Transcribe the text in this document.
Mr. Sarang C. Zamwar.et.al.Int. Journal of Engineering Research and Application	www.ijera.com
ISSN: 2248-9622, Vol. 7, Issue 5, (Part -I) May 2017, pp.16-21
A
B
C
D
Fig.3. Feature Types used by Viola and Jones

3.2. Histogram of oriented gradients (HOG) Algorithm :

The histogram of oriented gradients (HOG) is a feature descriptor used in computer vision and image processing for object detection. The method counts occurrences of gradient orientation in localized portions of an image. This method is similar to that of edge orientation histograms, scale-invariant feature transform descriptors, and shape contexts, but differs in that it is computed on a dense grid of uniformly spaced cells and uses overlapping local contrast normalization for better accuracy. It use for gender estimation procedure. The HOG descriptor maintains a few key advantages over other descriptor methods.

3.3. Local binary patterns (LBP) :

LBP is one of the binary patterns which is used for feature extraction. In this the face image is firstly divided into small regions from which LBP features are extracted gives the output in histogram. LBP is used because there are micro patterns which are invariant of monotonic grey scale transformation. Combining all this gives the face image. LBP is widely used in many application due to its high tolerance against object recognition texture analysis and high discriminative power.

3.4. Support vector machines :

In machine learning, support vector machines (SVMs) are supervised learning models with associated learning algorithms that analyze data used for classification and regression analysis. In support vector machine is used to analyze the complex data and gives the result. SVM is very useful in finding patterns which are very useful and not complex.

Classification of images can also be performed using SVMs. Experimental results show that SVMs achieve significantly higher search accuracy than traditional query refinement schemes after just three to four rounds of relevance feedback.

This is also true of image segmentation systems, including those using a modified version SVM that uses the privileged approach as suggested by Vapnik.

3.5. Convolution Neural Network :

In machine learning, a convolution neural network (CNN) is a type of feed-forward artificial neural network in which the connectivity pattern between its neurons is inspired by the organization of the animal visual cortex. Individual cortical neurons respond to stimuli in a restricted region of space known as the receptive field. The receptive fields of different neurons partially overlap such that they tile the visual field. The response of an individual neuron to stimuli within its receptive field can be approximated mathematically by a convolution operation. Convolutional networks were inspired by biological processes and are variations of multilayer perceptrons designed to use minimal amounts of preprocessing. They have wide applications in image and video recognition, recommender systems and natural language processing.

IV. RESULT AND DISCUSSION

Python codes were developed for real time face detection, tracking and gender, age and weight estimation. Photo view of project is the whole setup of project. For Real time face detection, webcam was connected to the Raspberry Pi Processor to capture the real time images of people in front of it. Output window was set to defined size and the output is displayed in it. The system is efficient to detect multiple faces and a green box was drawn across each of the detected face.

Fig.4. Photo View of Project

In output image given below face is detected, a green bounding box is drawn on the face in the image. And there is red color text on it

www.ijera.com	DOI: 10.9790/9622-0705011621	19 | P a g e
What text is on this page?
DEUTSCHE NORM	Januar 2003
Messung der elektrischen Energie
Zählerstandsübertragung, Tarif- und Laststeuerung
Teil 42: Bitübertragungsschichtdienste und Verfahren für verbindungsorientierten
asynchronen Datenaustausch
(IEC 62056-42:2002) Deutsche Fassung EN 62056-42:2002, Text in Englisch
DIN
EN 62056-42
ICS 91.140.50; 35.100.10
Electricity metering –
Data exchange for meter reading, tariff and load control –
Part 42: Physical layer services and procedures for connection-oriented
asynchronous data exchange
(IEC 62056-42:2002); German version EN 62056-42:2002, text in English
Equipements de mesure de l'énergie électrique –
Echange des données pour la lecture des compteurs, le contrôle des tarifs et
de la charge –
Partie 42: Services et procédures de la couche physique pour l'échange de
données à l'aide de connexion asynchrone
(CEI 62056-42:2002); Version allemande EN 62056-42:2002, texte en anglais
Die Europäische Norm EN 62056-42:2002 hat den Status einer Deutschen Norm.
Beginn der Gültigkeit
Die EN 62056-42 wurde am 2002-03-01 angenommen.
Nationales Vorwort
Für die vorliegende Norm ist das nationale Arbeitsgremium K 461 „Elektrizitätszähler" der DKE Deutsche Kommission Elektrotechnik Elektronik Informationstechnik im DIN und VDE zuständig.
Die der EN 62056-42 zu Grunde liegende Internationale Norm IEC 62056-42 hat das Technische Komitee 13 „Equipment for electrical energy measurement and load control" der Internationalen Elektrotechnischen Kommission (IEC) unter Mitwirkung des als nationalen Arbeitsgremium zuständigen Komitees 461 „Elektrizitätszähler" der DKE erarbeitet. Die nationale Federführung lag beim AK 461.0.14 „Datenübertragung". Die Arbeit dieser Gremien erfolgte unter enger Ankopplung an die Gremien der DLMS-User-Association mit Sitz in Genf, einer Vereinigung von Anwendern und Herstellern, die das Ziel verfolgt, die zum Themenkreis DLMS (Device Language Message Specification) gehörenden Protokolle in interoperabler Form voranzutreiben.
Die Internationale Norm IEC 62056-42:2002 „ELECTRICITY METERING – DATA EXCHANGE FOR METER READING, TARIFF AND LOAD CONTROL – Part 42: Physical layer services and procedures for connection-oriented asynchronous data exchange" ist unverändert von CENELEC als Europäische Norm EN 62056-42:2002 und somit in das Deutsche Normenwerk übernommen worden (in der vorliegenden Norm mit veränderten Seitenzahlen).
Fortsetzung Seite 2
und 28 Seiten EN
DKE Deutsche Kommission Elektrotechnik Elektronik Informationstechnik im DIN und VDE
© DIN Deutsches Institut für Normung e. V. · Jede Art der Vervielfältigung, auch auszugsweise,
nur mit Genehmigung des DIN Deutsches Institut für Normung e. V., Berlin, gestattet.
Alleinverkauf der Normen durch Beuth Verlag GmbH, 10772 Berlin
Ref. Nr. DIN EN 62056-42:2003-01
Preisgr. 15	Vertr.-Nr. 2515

• **WORK INSTRUCTION**
Give the entries once more, exactly as they appear.

• **RESPONSE TO THIS TASK**
Transcribe the text in this document.
Mr. Sarang C. Zamwar.et.al.Int. Journal of Engineering Research and Application	www.ijera.com
ISSN: 2248-9622, Vol. 7, Issue 5, (Part -I) May 2017, pp.16-21
A
B
C
D
Fig.3. Feature Types used by Viola and Jones

3.2. Histogram of oriented gradients (HOG) Algorithm :

The histogram of oriented gradients (HOG) is a feature descriptor used in computer vision and image processing for object detection. The method counts occurrences of gradient orientation in localized portions of an image. This method is similar to that of edge orientation histograms, scale-invariant feature transform descriptors, and shape contexts, but differs in that it is computed on a dense grid of uniformly spaced cells and uses overlapping local contrast normalization for better accuracy. It use for gender estimation procedure. The HOG descriptor maintains a few key advantages over other descriptor methods.

3.3. Local binary patterns (LBP) :

LBP is one of the binary patterns which is used for feature extraction. In this the face image is firstly divided into small regions from which LBP features are extracted gives the output in histogram. LBP is used because there are micro patterns which are invariant of monotonic grey scale transformation. Combining all this gives the face image. LBP is widely used in many application due to its high tolerance against object recognition texture analysis and high discriminative power.

3.4. Support vector machines :

In machine learning, support vector machines (SVMs) are supervised learning models with associated learning algorithms that analyze data used for classification and regression analysis. In support vector machine is used to analyze the complex data and gives the result. SVM is very useful in finding patterns which are very useful and not complex.

Classification of images can also be performed using SVMs. Experimental results show that SVMs achieve significantly higher search accuracy than traditional query refinement schemes after just three to four rounds of relevance feedback.

This is also true of image segmentation systems, including those using a modified version SVM that uses the privileged approach as suggested by Vapnik.

3.5. Convolution Neural Network :

In machine learning, a convolution neural network (CNN) is a type of feed-forward artificial neural network in which the connectivity pattern between its neurons is inspired by the organization of the animal visual cortex. Individual cortical neurons respond to stimuli in a restricted region of space known as the receptive field. The receptive fields of different neurons partially overlap such that they tile the visual field. The response of an individual neuron to stimuli within its receptive field can be approximated mathematically by a convolution operation. Convolutional networks were inspired by biological processes and are variations of multilayer perceptrons designed to use minimal amounts of preprocessing. They have wide applications in image and video recognition, recommender systems and natural language processing.

IV. RESULT AND DISCUSSION

Python codes were developed for real time face detection, tracking and gender, age and weight estimation. Photo view of project is the whole setup of project. For Real time face detection, webcam was connected to the Raspberry Pi Processor to capture the real time images of people in front of it. Output window was set to defined size and the output is displayed in it. The system is efficient to detect multiple faces and a green box was drawn across each of the detected face.

Fig.4. Photo View of Project

In output image given below face is detected, a green bounding box is drawn on the face in the image. And there is red color text on it

www.ijera.com	DOI: 10.9790/9622-0705011621	19 | P a g e
What text is on this page?
DEUTSCHE NORM	Januar 2003
Messung der elektrischen Energie
Zählerstandsübertragung, Tarif- und Laststeuerung
Teil 42: Bitübertragungsschichtdienste und Verfahren für verbindungsorientierten
asynchronen Datenaustausch
(IEC 62056-42:2002) Deutsche Fassung EN 62056-42:2002, Text in Englisch
DIN
EN 62056-42
ICS 91.140.50; 35.100.10
Electricity metering –
Data exchange for meter reading, tariff and load control –
Part 42: Physical layer services and procedures for connection-oriented
asynchronous data exchange
(IEC 62056-42:2002); German version EN 62056-42:2002, text in English
Equipements de mesure de l'énergie électrique –
Echange des données pour la lecture des compteurs, le contrôle des tarifs et
de la charge –
Partie 42: Services et procédures de la couche physique pour l'échange de
données à l'aide de connexion asynchrone
(CEI 62056-42:2002); Version allemande EN 62056-42:2002, texte en anglais
Die Europäische Norm EN 62056-42:2002 hat den Status einer Deutschen Norm.
Beginn der Gültigkeit
Die EN 62056-42 wurde am 2002-03-01 angenommen.
Nationales Vorwort
Für die vorliegende Norm ist das nationale Arbeitsgremium K 461 „Elektrizitätszähler" der DKE Deutsche Kommission Elektrotechnik Elektronik Informationstechnik im DIN und VDE zuständig.
Die der EN 62056-42 zu Grunde liegende Internationale Norm IEC 62056-42 hat das Technische Komitee 13 „Equipment for electrical energy measurement and load control" der Internationalen Elektrotechnischen Kommission (IEC) unter Mitwirkung des als nationalen Arbeitsgremium zuständigen Komitees 461 „Elektrizitätszähler" der DKE erarbeitet. Die nationale Federführung lag beim AK 461.0.14 „Datenübertragung". Die Arbeit dieser Gremien erfolgte unter enger Ankopplung an die Gremien der DLMS-User-Association mit Sitz in Genf, einer Vereinigung von Anwendern und Herstellern, die das Ziel verfolgt, die zum Themenkreis DLMS (Device Language Message Specification) gehörenden Protokolle in interoperabler Form voranzutreiben.
Die Internationale Norm IEC 62056-42:2002 „ELECTRICITY METERING – DATA EXCHANGE FOR METER READING, TARIFF AND LOAD CONTROL – Part 42: Physical layer services and procedures for connection-oriented asynchronous data exchange" ist unverändert von CENELEC als Europäische Norm EN 62056-42:2002 und somit in das Deutsche Normenwerk übernommen worden (in der vorliegenden Norm mit veränderten Seitenzahlen).
Fortsetzung Seite 2
und 28 Seiten EN
DKE Deutsche Kommission Elektrotechnik Elektronik Informationstechnik im DIN und VDE
© DIN Deutsches Institut für Normung e. V. · Jede Art der Vervielfältigung, auch auszugsweise,
nur mit Genehmigung des DIN Deutsches Institut für Normung e. V., Berlin, gestattet.
Alleinverkauf der Normen durch Beuth Verlag GmbH, 10772 Berlin
Ref. Nr. DIN EN 62056-42:2003-01
Preisgr. 15	Vertr.-Nr. 2515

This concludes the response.